● **TEXTE FOURNI**:
+---+

Αὔτη ἡ ὕλη τῆς χρυσοποιΐας εἱρήσθω (68, 12 ; 59, 24 ; 67, 10), ταῦτά εἰσι τὰ μεταλλοιοῦντα τὴν ὕλην ϰαὶ μεταλλεύοντα ϰαὶ πυρίμαχα ποιοῦντα · ἐϰτὸς γὰρ τούτων οὐδέν ἐστιν ἀσφαλές. Ἐὰν οὖν ᾖς νοήμων ϰαὶ ποιήσῃς ὡς γέγραπται, ἔσῃ μαϰάριος (59, 25-60, 2 ; 67, 16-21), νιϰήσεις γὰρ μεθόδῳ πενίαν τὴν ἀνίατον νόσον (59, 7).


Fr. 4.

Φέρε δὴ ϰαθεξῆς ϰαὶ τὸν τῆς ἀργυροποιΐας λόγον ἀφθόνως ἐξείπωμεν (68, 12).

[31] Ὑδράγυρος ἡ ἀπὸ ἀρσενίϰου ἢ θείου ἢ ψιμμυθίου ἢ μαγνησίας ἢ στίμμεως ἰταλιϰοῦ (68, 16, 19 ; 61, 22)… [32] γῆ χία ϰαὶ ἀστερίτης, [33] ϰαδμία λευϰή (60, 13)…

Ce fragment semble à placer avant Ἴδωμεν δηλαδὴ (49, 22).

+---+

● **DONNÉES FOURNIES**:
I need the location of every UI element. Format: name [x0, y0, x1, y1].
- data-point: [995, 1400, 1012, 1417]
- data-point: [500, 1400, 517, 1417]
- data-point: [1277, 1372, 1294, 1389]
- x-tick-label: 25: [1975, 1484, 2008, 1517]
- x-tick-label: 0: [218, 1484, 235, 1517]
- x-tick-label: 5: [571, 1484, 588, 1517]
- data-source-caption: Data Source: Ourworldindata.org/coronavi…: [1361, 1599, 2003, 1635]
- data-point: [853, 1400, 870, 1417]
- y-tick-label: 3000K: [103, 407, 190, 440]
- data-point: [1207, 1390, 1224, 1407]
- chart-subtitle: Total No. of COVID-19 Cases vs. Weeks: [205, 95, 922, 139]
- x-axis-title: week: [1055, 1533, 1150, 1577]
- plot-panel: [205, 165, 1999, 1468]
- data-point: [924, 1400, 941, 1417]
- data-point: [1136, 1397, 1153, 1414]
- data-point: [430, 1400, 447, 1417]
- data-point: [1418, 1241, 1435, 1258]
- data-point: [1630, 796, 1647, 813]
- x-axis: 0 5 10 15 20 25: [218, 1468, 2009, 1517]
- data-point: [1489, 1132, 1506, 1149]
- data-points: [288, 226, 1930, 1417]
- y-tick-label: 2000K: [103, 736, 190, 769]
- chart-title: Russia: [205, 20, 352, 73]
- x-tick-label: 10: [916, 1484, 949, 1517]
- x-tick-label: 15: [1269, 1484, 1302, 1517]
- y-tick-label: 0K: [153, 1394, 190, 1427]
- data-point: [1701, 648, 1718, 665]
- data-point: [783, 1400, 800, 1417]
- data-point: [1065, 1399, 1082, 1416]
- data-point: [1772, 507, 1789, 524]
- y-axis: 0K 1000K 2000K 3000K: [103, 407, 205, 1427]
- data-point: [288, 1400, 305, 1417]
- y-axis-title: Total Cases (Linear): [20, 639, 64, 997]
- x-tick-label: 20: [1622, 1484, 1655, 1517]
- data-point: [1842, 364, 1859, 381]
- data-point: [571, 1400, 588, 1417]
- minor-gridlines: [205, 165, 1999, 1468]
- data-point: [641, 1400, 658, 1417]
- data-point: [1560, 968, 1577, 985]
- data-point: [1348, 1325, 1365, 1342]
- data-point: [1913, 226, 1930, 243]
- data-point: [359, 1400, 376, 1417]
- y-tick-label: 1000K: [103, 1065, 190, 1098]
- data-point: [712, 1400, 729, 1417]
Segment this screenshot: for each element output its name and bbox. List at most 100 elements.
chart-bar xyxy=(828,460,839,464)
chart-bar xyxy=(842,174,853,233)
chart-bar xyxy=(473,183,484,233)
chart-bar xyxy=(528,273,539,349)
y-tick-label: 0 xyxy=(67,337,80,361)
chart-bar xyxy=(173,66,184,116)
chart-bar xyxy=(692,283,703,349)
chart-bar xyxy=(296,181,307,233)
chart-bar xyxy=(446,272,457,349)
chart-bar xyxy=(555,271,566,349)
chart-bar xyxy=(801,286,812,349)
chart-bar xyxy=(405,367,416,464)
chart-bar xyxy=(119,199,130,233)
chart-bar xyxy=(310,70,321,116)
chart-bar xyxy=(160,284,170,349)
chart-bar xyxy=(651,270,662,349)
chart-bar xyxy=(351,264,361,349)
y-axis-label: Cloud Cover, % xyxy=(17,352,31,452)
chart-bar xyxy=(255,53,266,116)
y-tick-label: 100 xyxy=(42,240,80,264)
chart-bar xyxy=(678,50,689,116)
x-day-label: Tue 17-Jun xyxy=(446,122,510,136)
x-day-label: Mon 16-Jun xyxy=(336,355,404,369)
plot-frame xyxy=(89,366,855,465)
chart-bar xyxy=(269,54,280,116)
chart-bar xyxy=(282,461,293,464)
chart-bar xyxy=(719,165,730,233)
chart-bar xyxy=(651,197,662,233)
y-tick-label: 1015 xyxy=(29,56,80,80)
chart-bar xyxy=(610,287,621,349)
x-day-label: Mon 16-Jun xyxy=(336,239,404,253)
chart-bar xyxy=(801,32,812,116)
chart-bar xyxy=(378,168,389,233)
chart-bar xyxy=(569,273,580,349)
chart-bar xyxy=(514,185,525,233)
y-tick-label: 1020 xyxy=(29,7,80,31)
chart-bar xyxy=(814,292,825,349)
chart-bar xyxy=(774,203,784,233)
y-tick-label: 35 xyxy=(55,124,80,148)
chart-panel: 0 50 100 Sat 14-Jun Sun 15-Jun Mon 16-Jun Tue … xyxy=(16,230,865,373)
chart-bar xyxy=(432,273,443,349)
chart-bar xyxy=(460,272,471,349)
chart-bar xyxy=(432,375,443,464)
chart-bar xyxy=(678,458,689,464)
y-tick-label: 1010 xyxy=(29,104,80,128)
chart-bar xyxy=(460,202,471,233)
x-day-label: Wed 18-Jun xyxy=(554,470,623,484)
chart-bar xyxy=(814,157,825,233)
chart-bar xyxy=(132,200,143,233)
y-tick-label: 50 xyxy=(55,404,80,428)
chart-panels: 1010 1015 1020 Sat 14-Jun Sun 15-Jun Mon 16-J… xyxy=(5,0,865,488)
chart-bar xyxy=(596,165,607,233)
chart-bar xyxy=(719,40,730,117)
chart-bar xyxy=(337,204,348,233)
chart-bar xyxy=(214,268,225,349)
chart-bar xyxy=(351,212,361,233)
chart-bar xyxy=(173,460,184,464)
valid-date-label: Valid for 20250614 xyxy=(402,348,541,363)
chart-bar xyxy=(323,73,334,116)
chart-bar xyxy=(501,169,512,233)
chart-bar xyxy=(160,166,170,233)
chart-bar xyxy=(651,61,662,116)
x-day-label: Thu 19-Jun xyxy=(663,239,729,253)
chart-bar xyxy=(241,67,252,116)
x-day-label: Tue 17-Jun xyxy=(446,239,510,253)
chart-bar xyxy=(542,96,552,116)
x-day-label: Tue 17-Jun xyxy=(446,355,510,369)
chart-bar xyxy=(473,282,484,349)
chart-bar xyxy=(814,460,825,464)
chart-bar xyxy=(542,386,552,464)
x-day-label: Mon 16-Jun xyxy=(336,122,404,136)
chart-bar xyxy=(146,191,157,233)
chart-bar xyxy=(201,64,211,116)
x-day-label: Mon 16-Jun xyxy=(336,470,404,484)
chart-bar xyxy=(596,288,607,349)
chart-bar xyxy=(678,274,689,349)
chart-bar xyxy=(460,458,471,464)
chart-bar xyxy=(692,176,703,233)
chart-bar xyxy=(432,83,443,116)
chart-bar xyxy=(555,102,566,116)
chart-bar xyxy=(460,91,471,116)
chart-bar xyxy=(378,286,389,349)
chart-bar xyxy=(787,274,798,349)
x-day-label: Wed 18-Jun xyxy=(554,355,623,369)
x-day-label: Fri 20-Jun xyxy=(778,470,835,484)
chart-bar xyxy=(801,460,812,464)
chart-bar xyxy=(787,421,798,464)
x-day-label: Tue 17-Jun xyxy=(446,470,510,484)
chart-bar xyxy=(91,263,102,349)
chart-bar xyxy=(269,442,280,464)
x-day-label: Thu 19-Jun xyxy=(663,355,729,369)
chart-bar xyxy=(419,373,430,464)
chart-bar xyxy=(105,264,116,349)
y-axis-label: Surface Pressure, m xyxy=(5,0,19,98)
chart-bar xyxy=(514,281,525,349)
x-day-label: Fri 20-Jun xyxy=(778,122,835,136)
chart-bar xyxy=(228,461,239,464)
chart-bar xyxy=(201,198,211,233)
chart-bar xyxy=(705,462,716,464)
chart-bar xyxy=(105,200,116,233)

+---+

Veuillez transcrire fidèlement le passage du texte fourni qui va de « Φέρε δὴ ϰαθεξῆς » à « δηλαδὴ (49, 22). ». La liste ci-dessus forme un ensemble distinct du texte fourni.

● **CORRIGÉ**:
Φέρε δὴ ϰαθεξῆς ϰαὶ τὸν τῆς ἀργυροποιΐας λόγον ἀφθόνως ἐξείπωμεν (68, 12).

[31] Ὑδράγυρος ἡ ἀπὸ ἀρσενίϰου ἢ θείου ἢ ψιμμυθίου ἢ μαγνησίας ἢ στίμμεως ἰταλιϰοῦ (68, 16, 19 ; 61, 22)… [32] γῆ χία ϰαὶ ἀστερίτης, [33] ϰαδμία λευϰή (60, 13)…

Ce fragment semble à placer avant Ἴδωμεν δηλαδὴ (49, 22).